_Given passage_
Automatically convert Microsoft Word files to a variety of formats
Daily IT tasks, such as network administration and user support, often focus on files, particularly word processing documents. Unfortunately, Windows has no built-in tools for working with documents other than as files; processes for handling Word internals, such as converting the document type, are beyond the reach of standard tools.
I've written a Windows Script Host (WSH) script, ConvertWord, which I designed as a command-line wrapper for Microsoft Word to help with document manipulation. ConvertWord lets you quickly convert documents to any export format supported by your Word installation or extract text from those documents to files. You might also find the script useful in testing documents for problems.
You must have Word 97 or later installed to use ConvertWord. Download the entire ConvertWord code from the Windows Scripting Solutions Web site. (Excerpts from the ConvertWord script appear in this article.) Go to http://www.windowsitpro.com/windowsscripting, enter 44361 in the InstantDoc ID box, then click the 44361.zip hotlink. Save convertword.wsf and convertword.cmd in the same folder.
ConvertWord can automatically use any file converter that's available for Word. Word comes with a core set of file converters for generic documents. However, this set doesn't include any special converters, such as those needed for Microsoft Works or WordPerfect documents. To obtain these and other optional converters, you'll need to perform a custom installation of Word.

_Actions to take_
a - In the Word conversion article, give the stretch from "Automatically convert Microsoft" through "documents for problems." again, swapping "network administration" for "server maintenance".
b - Supply the next part of the Word conversion article, starting after its last sentence.
The data have nothing to do with this exercise.

_Information shown_

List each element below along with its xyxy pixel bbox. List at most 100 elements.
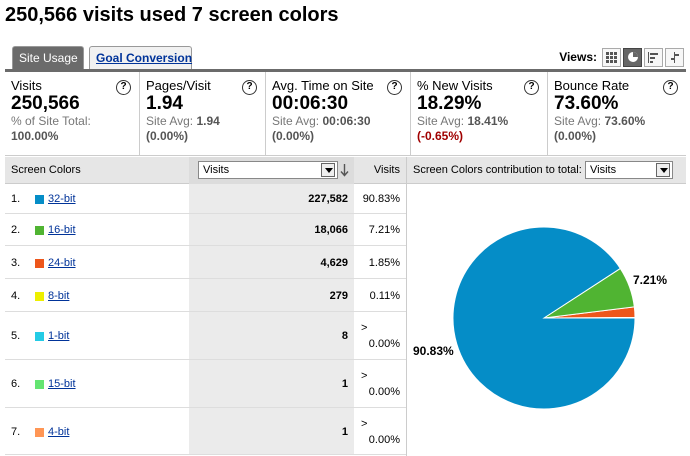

_Outputs by task_
a -
Automatically convert Microsoft Word files to a variety of formats
Daily IT tasks, such as server maintenance and user support, often focus on files, particularly word processing documents. Unfortunately, Windows has no built-in tools for working with documents other than as files; processes for handling Word internals, such as converting the document type, are beyond the reach of standard tools.
I've written a Windows Script Host (WSH) script, ConvertWord, which I designed as a command-line wrapper for Microsoft Word to help with document manipulation. ConvertWord lets you quickly convert documents to any export format supported by your Word installation or extract text from those documents to files. You might also find the script useful in testing documents for problems.

b -
You can also download the standard Word converters, which are bundled into the Microsoft Office Resource Kits, at the Office 2003 Editions Resource Kit page at http://www.microsoft.com/office/ork/2003/default.htm. You can use the resource kit converters with Word 97 and later. After installing the resource kit, navigate to the directory where it's installed (the default directory is \%programfiles%\orktools) and locate the converter pack (oconvpck.exe). Run oconvpck.exe on any PC on which you want to install the converters.
What ConvertWord Does
I originally began writing ConvertWord to handle some tasks that Word's Batch Conversion Wizard can't do. If you don't already have the Batch Conversion Wizard, consider adding it to your toolkit. The wizard is a Word template that performs single-input-format to single-output-format conversion. (For more information about this type of conversion, see the Microsoft article "How to automatically convert many documents to Word 2002 format" at http://support.microsoft.com/?kbid=313714.)
Although the Batch Conversion Wizard handles many tasks, it isn't optimized for certain scenarios, such as remote administration or for automating basic conversions for end users who share documents in separate network locations. ConvertWord can help with these types of distributed conversion scenarios by letting you perform these basic tasks:
- Query the system about the installed Word version.
- Automatically open arbitrarily long lists of mixed document types.
- Save documents with guaranteed unique names as Word (default) or other document types.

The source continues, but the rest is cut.